Copy every line of the records below that holds the word "przeżywalność".

───── Source information

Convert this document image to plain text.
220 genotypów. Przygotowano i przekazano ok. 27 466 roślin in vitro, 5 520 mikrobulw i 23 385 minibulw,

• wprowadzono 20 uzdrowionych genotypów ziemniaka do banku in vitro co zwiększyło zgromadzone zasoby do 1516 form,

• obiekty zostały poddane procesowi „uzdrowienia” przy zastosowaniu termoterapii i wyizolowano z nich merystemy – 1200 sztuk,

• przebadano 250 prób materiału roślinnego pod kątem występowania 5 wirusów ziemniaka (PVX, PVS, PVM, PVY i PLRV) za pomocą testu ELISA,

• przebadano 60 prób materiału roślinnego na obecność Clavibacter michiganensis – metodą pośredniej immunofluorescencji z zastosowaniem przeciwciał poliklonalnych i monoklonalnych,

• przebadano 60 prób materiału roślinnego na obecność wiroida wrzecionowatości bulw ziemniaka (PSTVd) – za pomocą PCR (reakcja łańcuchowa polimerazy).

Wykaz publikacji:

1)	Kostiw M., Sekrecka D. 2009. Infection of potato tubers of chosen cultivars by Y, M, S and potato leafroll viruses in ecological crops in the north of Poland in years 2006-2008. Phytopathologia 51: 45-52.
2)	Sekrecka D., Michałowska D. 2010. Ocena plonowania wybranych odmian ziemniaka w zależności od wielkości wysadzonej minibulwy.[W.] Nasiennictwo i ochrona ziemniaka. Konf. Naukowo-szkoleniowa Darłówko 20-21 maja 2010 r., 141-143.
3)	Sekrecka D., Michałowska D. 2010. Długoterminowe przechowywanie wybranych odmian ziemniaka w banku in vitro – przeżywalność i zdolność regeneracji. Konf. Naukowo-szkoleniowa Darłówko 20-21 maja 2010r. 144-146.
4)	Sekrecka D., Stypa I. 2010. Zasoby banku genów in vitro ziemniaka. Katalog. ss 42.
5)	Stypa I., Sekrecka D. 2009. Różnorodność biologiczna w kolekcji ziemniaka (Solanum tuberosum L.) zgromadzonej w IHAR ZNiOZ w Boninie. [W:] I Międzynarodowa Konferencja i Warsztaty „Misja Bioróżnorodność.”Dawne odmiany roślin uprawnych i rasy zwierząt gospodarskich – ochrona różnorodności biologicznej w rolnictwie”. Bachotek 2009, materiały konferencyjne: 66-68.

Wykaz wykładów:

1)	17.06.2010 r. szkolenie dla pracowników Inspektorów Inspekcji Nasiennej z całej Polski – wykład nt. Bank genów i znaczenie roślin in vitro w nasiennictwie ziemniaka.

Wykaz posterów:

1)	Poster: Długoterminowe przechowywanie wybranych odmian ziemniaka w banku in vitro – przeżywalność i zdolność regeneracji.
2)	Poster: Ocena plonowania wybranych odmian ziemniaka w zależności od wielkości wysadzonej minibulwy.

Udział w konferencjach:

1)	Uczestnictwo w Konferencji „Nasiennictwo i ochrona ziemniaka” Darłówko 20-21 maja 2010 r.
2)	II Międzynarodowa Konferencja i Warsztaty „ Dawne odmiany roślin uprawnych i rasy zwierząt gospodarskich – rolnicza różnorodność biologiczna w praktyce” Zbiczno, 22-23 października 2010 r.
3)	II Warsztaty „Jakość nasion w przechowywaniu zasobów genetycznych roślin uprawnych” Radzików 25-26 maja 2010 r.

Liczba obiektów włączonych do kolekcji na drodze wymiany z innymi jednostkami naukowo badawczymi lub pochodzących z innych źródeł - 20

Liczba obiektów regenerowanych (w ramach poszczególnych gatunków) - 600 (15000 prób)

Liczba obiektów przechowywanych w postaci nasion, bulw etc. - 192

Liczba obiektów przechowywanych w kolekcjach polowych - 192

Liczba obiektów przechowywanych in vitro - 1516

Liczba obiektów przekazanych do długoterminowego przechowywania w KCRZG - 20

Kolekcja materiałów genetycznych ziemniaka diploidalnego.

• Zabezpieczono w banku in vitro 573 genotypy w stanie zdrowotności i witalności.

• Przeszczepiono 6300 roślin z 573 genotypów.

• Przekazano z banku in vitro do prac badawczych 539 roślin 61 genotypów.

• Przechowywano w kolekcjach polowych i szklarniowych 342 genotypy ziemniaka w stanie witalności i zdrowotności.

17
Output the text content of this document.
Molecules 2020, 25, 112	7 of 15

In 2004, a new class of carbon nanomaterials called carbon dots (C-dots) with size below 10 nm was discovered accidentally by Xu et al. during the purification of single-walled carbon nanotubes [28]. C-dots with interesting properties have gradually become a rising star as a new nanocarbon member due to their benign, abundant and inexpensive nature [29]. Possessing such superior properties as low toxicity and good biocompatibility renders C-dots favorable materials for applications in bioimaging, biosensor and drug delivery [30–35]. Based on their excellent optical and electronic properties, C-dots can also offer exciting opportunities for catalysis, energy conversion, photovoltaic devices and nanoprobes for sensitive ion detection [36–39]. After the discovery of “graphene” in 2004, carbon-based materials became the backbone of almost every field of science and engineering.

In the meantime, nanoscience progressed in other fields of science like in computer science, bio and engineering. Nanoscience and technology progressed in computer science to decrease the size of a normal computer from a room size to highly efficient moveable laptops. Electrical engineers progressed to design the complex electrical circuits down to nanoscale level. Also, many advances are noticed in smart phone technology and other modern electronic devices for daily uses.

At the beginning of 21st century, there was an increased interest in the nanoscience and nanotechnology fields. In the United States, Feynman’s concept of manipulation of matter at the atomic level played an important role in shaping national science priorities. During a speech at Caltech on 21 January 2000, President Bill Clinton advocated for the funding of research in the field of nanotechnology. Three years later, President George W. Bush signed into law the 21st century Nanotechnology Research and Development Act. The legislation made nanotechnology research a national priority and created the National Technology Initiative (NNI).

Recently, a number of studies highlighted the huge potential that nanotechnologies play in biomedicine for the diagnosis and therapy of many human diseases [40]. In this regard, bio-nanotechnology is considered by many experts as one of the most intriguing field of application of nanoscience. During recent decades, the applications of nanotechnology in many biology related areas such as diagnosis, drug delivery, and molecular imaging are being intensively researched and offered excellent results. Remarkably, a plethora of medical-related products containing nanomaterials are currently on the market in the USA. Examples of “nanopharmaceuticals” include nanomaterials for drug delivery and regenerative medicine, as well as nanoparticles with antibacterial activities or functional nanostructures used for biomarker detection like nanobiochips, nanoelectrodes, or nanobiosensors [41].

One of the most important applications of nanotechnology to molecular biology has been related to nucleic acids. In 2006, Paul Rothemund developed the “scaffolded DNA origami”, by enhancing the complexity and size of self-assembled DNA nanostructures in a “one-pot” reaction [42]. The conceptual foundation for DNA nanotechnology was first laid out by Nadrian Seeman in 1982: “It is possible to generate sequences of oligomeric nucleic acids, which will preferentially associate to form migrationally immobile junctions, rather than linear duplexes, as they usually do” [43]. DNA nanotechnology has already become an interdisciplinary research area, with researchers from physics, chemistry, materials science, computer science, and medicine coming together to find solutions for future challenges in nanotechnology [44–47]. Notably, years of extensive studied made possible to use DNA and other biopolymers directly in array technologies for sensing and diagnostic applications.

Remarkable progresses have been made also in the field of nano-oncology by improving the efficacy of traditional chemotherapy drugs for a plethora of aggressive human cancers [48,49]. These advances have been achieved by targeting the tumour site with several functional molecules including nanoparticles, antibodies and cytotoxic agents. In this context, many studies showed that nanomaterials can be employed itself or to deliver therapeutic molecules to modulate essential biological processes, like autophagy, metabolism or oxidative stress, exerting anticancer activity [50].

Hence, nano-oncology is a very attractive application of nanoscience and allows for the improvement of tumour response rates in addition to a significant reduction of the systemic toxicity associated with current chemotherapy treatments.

──────────

### Reply to the task
3)	Sekrecka D., Michałowska D. 2010. Długoterminowe przechowywanie wybranych odmian ziemniaka w banku in vitro – przeżywalność i zdolność regeneracji. Konf. Naukowo-szkoleniowa Darłówko 20-21 maja 2010r. 144-146.
1)	Poster: Długoterminowe przechowywanie wybranych odmian ziemniaka w banku in vitro – przeżywalność i zdolność regeneracji.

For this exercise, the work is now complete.